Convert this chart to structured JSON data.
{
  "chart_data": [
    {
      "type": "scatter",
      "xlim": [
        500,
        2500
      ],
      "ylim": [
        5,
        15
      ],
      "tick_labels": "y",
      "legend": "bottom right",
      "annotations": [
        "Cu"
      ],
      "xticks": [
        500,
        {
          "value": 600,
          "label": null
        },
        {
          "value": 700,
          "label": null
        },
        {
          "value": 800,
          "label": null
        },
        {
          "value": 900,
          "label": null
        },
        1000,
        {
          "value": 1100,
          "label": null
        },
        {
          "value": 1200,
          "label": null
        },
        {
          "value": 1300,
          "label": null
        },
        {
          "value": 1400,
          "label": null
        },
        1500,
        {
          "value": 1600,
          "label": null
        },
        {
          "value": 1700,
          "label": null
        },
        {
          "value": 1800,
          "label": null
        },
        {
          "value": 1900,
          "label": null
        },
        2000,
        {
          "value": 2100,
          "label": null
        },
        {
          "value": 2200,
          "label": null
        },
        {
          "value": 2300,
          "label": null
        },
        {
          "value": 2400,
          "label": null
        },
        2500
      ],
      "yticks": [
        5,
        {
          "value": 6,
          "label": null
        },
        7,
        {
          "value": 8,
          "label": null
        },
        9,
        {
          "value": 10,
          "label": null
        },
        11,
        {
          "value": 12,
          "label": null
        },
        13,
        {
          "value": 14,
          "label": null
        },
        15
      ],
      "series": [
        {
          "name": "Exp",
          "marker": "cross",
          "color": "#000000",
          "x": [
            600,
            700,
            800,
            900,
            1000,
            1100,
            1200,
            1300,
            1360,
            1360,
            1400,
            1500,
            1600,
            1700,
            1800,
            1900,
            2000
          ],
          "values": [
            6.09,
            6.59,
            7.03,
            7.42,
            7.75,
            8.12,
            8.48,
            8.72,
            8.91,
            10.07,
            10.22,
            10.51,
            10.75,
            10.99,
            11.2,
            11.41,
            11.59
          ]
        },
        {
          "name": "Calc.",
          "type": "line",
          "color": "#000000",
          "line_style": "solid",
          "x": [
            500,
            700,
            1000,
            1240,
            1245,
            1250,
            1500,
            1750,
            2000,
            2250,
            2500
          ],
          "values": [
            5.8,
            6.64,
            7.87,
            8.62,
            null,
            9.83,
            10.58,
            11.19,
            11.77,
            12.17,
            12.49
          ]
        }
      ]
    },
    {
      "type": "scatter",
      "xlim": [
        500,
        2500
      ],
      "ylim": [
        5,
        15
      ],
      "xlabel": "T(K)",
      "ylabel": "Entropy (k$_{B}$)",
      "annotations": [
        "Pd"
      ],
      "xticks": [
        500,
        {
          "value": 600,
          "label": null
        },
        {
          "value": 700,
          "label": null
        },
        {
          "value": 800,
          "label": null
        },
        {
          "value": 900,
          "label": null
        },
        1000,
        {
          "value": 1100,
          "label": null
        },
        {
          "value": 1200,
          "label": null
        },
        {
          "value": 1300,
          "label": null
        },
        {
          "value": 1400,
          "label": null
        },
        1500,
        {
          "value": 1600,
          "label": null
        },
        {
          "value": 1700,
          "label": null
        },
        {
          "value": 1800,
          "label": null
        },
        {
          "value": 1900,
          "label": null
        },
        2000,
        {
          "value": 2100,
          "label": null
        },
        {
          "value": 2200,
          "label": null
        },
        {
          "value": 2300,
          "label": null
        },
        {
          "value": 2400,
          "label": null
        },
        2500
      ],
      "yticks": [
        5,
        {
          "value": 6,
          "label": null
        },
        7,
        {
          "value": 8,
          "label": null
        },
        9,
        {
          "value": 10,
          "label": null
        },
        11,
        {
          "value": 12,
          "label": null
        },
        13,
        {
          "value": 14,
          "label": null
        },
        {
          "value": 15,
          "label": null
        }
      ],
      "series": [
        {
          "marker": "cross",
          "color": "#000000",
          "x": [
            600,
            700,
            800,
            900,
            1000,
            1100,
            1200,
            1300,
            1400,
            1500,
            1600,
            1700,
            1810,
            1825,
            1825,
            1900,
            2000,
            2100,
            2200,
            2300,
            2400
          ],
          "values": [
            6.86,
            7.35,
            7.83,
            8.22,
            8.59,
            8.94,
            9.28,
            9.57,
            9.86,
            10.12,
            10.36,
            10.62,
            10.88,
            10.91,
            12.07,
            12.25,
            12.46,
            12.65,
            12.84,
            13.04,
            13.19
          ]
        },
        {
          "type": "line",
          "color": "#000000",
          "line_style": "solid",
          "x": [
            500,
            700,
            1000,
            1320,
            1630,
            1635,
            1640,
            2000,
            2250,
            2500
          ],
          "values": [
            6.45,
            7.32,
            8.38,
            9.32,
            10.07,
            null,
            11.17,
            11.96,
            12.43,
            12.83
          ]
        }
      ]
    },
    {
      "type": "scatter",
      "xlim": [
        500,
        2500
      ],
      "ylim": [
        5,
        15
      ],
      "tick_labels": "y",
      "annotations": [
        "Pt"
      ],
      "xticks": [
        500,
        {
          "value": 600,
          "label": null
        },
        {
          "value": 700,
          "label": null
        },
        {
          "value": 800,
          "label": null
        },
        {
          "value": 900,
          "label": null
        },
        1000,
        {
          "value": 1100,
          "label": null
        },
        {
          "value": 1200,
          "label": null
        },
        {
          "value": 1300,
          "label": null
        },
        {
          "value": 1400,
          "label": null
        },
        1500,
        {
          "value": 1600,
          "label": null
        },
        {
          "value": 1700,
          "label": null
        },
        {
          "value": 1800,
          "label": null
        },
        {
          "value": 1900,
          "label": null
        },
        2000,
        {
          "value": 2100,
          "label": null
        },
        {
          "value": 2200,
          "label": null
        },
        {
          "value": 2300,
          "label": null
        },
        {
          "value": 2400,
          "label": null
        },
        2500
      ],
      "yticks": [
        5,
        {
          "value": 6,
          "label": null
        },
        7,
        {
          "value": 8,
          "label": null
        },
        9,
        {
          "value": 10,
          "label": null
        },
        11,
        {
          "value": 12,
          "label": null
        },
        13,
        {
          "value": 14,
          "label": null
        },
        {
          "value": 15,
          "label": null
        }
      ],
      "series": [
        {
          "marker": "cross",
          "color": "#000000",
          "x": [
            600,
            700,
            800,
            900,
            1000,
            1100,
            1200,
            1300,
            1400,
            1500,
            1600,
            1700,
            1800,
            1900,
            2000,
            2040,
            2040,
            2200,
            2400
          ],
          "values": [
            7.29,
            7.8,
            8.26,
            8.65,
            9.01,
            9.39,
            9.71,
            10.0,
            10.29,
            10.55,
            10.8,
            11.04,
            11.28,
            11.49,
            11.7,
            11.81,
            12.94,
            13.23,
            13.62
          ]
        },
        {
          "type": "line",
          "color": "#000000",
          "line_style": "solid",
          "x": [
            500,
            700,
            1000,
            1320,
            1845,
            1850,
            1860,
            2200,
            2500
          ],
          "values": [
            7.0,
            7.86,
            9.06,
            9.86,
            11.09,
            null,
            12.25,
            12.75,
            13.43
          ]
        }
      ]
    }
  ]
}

☆ ☆ ☆ ☆ ☆

Exercise details:
The records above are to be repeated exactly, in their entirety.

Answer to the task:
Convert this chart to structured JSON data.
{
  "chart_data": [
    {
      "type": "scatter",
      "xlim": [
        500,
        2500
      ],
      "ylim": [
        5,
        15
      ],
      "tick_labels": "y",
      "legend": "bottom right",
      "annotations": [
        "Cu"
      ],
      "xticks": [
        500,
        {
          "value": 600,
          "label": null
        },
        {
          "value": 700,
          "label": null
        },
        {
          "value": 800,
          "label": null
        },
        {
          "value": 900,
          "label": null
        },
        1000,
        {
          "value": 1100,
          "label": null
        },
        {
          "value": 1200,
          "label": null
        },
        {
          "value": 1300,
          "label": null
        },
        {
          "value": 1400,
          "label": null
        },
        1500,
        {
          "value": 1600,
          "label": null
        },
        {
          "value": 1700,
          "label": null
        },
        {
          "value": 1800,
          "label": null
        },
        {
          "value": 1900,
          "label": null
        },
        2000,
        {
          "value": 2100,
          "label": null
        },
        {
          "value": 2200,
          "label": null
        },
        {
          "value": 2300,
          "label": null
        },
        {
          "value": 2400,
          "label": null
        },
        2500
      ],
      "yticks": [
        5,
        {
          "value": 6,
          "label": null
        },
        7,
        {
          "value": 8,
          "label": null
        },
        9,
        {
          "value": 10,
          "label": null
        },
        11,
        {
          "value": 12,
          "label": null
        },
        13,
        {
          "value": 14,
          "label": null
        },
        15
      ],
      "series": [
        {
          "name": "Exp",
          "marker": "cross",
          "color": "#000000",
          "x": [
            600,
            700,
            800,
            900,
            1000,
            1100,
            1200,
            1300,
            1360,
            1360,
            1400,
            1500,
            1600,
            1700,
            1800,
            1900,
            2000
          ],
          "values": [
            6.09,
            6.59,
            7.03,
            7.42,
            7.75,
            8.12,
            8.48,
            8.72,
            8.91,
            10.07,
            10.22,
            10.51,
            10.75,
            10.99,
            11.2,
            11.41,
            11.59
          ]
        },
        {
          "name": "Calc.",
          "type": "line",
          "color": "#000000",
          "line_style": "solid",
          "x": [
            500,
            700,
            1000,
            1240,
            1245,
            1250,
            1500,
            1750,
            2000,
            2250,
            2500
          ],
          "values": [
            5.8,
            6.64,
            7.87,
            8.62,
            null,
            9.83,
            10.58,
            11.19,
            11.77,
            12.17,
            12.49
          ]
        }
      ]
    },
    {
      "type": "scatter",
      "xlim": [
        500,
        2500
      ],
      "ylim": [
        5,
        15
      ],
      "xlabel": "T(K)",
      "ylabel": "Entropy (k$_{B}$)",
      "annotations": [
        "Pd"
      ],
      "xticks": [
        500,
        {
          "value": 600,
          "label": null
        },
        {
          "value": 700,
          "label": null
        },
        {
          "value": 800,
          "label": null
        },
        {
          "value": 900,
          "label": null
        },
        1000,
        {
          "value": 1100,
          "label": null
        },
        {
          "value": 1200,
          "label": null
        },
        {
          "value": 1300,
          "label": null
        },
        {
          "value": 1400,
          "label": null
        },
        1500,
        {
          "value": 1600,
          "label": null
        },
        {
          "value": 1700,
          "label": null
        },
        {
          "value": 1800,
          "label": null
        },
        {
          "value": 1900,
          "label": null
        },
        2000,
        {
          "value": 2100,
          "label": null
        },
        {
          "value": 2200,
          "label": null
        },
        {
          "value": 2300,
          "label": null
        },
        {
          "value": 2400,
          "label": null
        },
        2500
      ],
      "yticks": [
        5,
        {
          "value": 6,
          "label": null
        },
        7,
        {
          "value": 8,
          "label": null
        },
        9,
        {
          "value": 10,
          "label": null
        },
        11,
        {
          "value": 12,
          "label": null
        },
        13,
        {
          "value": 14,
          "label": null
        },
        {
          "value": 15,
          "label": null
        }
      ],
      "series": [
        {
          "marker": "cross",
          "color": "#000000",
          "x": [
            600,
            700,
            800,
            900,
            1000,
            1100,
            1200,
            1300,
            1400,
            1500,
            1600,
            1700,
            1810,
            1825,
            1825,
            1900,
            2000,
            2100,
            2200,
            2300,
            2400
          ],
          "values": [
            6.86,
            7.35,
            7.83,
            8.22,
            8.59,
            8.94,
            9.28,
            9.57,
            9.86,
            10.12,
            10.36,
            10.62,
            10.88,
            10.91,
            12.07,
            12.25,
            12.46,
            12.65,
            12.84,
            13.04,
            13.19
          ]
        },
        {
          "type": "line",
          "color": "#000000",
          "line_style": "solid",
          "x": [
            500,
            700,
            1000,
            1320,
            1630,
            1635,
            1640,
            2000,
            2250,
            2500
          ],
          "values": [
            6.45,
            7.32,
            8.38,
            9.32,
            10.07,
            null,
            11.17,
            11.96,
            12.43,
            12.83
          ]
        }
      ]
    },
    {
      "type": "scatter",
      "xlim": [
        500,
        2500
      ],
      "ylim": [
        5,
        15
      ],
      "tick_labels": "y",
      "annotations": [
        "Pt"
      ],
      "xticks": [
        500,
        {
          "value": 600,
          "label": null
        },
        {
          "value": 700,
          "label": null
        },
        {
          "value": 800,
          "label": null
        },
        {
          "value": 900,
          "label": null
        },
        1000,
        {
          "value": 1100,
          "label": null
        },
        {
          "value": 1200,
          "label": null
        },
        {
          "value": 1300,
          "label": null
        },
        {
          "value": 1400,
          "label": null
        },
        1500,
        {
          "value": 1600,
          "label": null
        },
        {
          "value": 1700,
          "label": null
        },
        {
          "value": 1800,
          "label": null
        },
        {
          "value": 1900,
          "label": null
        },
        2000,
        {
          "value": 2100,
          "label": null
        },
        {
          "value": 2200,
          "label": null
        },
        {
          "value": 2300,
          "label": null
        },
        {
          "value": 2400,
          "label": null
        },
        2500
      ],
      "yticks": [
        5,
        {
          "value": 6,
          "label": null
        },
        7,
        {
          "value": 8,
          "label": null
        },
        9,
        {
          "value": 10,
          "label": null
        },
        11,
        {
          "value": 12,
          "label": null
        },
        13,
        {
          "value": 14,
          "label": null
        },
        {
          "value": 15,
          "label": null
        }
      ],
      "series": [
        {
          "marker": "cross",
          "color": "#000000",
          "x": [
            600,
            700,
            800,
            900,
            1000,
            1100,
            1200,
            1300,
            1400,
            1500,
            1600,
            1700,
            1800,
            1900,
            2000,
            2040,
            2040,
            2200,
            2400
          ],
          "values": [
            7.29,
            7.8,
            8.26,
            8.65,
            9.01,
            9.39,
            9.71,
            10.0,
            10.29,
            10.55,
            10.8,
            11.04,
            11.28,
            11.49,
            11.7,
            11.81,
            12.94,
            13.23,
            13.62
          ]
        },
        {
          "type": "line",
          "color": "#000000",
          "line_style": "solid",
          "x": [
            500,
            700,
            1000,
            1320,
            1845,
            1850,
            1860,
            2200,
            2500
          ],
          "values": [
            7.0,
            7.86,
            9.06,
            9.86,
            11.09,
            null,
            12.25,
            12.75,
            13.43
          ]
        }
      ]
    }
  ]
}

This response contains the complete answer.